* **TASK STATEMENT**: Work out how many lines have "percentage" in them. Give only that number.

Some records

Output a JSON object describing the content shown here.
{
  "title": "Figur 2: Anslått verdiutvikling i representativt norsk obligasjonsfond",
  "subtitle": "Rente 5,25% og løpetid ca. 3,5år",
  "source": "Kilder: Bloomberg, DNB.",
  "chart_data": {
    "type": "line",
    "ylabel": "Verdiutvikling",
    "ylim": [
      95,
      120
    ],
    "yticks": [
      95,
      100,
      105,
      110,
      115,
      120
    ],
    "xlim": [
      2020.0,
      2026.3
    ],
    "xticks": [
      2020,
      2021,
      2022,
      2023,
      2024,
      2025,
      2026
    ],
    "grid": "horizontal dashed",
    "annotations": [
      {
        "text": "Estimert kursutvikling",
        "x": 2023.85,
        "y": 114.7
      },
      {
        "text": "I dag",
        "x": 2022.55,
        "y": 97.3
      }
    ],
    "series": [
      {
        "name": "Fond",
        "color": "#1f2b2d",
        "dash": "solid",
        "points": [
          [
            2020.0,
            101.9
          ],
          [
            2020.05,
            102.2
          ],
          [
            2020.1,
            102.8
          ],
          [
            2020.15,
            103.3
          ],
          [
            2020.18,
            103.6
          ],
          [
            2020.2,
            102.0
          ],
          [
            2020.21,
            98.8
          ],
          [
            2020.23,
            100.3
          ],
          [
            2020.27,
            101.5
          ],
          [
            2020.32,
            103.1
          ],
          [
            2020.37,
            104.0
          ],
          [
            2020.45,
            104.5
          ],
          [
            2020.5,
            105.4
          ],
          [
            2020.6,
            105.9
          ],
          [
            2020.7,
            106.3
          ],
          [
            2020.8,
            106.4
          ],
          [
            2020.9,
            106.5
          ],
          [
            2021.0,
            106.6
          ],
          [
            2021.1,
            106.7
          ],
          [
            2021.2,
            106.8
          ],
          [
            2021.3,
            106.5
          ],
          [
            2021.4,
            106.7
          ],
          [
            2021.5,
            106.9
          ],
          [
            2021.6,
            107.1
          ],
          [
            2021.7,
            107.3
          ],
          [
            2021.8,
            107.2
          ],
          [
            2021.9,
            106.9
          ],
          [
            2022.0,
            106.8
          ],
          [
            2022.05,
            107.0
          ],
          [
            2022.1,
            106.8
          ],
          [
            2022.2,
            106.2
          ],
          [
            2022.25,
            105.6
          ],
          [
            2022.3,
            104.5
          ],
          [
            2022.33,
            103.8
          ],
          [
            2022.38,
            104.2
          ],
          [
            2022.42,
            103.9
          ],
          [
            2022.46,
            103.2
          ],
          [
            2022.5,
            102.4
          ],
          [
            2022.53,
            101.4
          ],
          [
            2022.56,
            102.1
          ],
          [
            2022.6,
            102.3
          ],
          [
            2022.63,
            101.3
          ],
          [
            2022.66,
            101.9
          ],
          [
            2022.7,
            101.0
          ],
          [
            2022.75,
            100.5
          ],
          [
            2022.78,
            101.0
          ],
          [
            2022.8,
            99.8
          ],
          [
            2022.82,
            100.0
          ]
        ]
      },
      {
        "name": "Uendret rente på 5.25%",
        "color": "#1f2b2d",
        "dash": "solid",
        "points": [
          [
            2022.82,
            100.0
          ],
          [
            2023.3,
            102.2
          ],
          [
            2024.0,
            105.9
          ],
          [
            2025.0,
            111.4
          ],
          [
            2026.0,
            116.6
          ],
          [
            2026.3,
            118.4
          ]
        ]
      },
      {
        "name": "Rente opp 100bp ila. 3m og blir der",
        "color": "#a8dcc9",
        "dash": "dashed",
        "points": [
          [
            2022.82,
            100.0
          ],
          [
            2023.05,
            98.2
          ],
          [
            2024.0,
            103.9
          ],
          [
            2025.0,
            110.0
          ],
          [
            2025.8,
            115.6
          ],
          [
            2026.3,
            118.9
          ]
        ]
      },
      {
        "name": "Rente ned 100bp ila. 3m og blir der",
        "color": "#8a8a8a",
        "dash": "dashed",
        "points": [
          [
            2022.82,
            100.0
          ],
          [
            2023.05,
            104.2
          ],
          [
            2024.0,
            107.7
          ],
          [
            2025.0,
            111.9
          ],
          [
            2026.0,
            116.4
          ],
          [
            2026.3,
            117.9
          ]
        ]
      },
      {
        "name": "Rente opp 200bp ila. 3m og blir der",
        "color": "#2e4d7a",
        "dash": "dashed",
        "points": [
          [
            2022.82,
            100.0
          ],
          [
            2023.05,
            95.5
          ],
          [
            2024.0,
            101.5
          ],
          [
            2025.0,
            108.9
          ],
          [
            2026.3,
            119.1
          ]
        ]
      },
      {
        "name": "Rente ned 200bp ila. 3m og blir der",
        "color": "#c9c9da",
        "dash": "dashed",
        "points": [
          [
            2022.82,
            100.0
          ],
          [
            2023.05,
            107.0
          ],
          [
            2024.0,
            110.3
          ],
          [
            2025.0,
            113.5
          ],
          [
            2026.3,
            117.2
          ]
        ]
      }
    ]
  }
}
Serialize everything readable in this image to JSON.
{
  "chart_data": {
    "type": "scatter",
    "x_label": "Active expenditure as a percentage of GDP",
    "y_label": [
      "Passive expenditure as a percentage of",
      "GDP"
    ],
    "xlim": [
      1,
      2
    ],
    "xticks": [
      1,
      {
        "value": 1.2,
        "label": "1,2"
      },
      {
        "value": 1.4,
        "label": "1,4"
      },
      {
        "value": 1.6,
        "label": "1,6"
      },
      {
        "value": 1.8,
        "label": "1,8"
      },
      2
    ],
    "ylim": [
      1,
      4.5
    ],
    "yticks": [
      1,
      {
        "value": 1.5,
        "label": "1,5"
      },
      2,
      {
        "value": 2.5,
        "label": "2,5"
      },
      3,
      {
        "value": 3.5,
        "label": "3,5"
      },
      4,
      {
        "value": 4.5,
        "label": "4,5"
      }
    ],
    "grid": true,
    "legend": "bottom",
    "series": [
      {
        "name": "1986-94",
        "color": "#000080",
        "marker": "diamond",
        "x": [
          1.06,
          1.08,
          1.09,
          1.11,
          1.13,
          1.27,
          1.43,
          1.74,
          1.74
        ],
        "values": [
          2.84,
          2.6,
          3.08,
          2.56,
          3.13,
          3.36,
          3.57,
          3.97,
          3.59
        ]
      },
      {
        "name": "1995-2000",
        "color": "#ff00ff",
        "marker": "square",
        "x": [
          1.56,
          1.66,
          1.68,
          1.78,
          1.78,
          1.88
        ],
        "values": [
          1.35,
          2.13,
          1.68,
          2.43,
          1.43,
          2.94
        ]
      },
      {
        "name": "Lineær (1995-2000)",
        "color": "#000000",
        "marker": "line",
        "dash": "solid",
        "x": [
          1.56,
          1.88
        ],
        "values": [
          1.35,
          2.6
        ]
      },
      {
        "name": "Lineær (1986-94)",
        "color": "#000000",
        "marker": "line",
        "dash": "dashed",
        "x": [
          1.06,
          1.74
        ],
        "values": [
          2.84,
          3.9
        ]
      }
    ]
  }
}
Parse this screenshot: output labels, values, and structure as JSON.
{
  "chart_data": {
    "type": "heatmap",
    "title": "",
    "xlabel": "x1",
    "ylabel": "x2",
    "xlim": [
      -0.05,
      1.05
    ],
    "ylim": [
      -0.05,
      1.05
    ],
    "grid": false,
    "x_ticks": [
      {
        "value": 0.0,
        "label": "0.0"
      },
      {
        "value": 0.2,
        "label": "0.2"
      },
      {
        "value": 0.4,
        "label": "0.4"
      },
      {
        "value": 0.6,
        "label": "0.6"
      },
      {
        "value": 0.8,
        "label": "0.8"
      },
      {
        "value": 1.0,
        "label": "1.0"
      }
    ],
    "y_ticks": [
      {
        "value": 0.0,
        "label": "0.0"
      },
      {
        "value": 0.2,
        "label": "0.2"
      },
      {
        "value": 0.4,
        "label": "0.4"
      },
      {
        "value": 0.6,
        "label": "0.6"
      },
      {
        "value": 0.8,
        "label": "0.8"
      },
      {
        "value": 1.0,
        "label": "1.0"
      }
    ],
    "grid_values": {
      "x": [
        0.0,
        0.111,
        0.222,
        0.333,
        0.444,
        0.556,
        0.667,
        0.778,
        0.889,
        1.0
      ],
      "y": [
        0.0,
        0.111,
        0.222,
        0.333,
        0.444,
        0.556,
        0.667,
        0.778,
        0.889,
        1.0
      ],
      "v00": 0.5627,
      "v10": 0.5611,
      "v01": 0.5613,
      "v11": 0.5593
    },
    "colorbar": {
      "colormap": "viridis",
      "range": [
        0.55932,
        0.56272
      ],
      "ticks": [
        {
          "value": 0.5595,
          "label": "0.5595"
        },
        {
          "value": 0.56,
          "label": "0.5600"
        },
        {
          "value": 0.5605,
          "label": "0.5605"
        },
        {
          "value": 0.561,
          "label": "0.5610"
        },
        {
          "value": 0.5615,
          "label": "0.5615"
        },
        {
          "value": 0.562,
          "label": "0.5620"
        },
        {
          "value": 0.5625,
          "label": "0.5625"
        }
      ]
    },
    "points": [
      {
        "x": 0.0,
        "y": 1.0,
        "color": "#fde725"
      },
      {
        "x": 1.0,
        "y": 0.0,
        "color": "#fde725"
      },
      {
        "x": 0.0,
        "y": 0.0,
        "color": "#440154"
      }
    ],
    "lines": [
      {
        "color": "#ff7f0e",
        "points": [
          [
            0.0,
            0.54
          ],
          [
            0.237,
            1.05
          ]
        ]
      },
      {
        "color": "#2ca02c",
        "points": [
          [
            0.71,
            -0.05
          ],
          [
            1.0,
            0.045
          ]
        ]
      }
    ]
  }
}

* **THE SOLUTION**: 2